→ Recorded data:
════════════════════

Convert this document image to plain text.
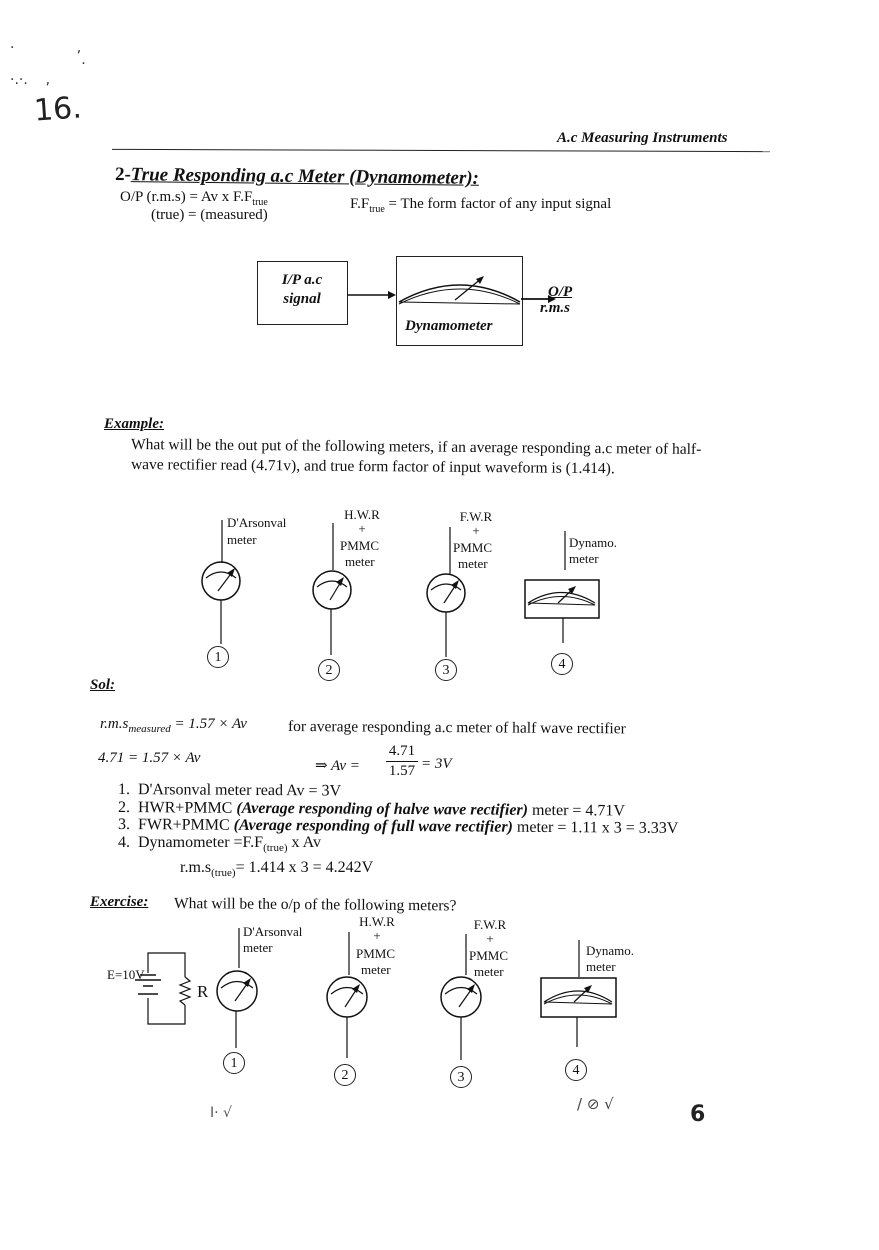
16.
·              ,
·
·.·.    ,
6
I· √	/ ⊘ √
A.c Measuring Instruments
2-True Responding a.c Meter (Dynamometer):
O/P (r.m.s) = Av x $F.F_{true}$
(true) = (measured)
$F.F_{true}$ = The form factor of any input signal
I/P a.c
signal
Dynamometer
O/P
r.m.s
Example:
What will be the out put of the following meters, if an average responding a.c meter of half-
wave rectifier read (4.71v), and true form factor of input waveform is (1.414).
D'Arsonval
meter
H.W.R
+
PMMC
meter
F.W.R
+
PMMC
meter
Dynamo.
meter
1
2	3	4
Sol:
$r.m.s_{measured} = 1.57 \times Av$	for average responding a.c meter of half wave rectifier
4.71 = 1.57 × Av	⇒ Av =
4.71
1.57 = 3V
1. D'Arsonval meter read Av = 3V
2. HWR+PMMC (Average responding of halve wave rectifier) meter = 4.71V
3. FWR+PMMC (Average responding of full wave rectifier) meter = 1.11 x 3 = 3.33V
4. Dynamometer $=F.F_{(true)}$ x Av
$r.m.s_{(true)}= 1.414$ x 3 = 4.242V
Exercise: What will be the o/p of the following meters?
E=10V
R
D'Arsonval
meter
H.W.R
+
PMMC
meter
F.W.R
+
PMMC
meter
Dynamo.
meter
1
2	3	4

════════════════════

→ Directive:
Leave the images out, please, and restate each line word for word.

→ Completed task:
Convert this document image to plain text.
16.
·              ,
·
·.·.    ,
6
I· √	/ ⊘ √
A.c Measuring Instruments
2-True Responding a.c Meter (Dynamometer):
O/P (r.m.s) = Av x $F.F_{true}$
(true) = (measured)
$F.F_{true}$ = The form factor of any input signal
I/P a.c
signal
Dynamometer
O/P
r.m.s
Example:
What will be the out put of the following meters, if an average responding a.c meter of half-
wave rectifier read (4.71v), and true form factor of input waveform is (1.414).
D'Arsonval
meter
H.W.R
+
PMMC
meter
F.W.R
+
PMMC
meter
Dynamo.
meter
1
2	3	4
Sol:
$r.m.s_{measured} = 1.57 \times Av$	for average responding a.c meter of half wave rectifier
4.71 = 1.57 × Av	⇒ Av =
4.71
1.57 = 3V
1. D'Arsonval meter read Av = 3V
2. HWR+PMMC (Average responding of halve wave rectifier) meter = 4.71V
3. FWR+PMMC (Average responding of full wave rectifier) meter = 1.11 x 3 = 3.33V
4. Dynamometer $=F.F_{(true)}$ x Av
$r.m.s_{(true)}= 1.414$ x 3 = 4.242V
Exercise: What will be the o/p of the following meters?
E=10V
R
D'Arsonval
meter
H.W.R
+
PMMC
meter
F.W.R
+
PMMC
meter
Dynamo.
meter
1
2	3	4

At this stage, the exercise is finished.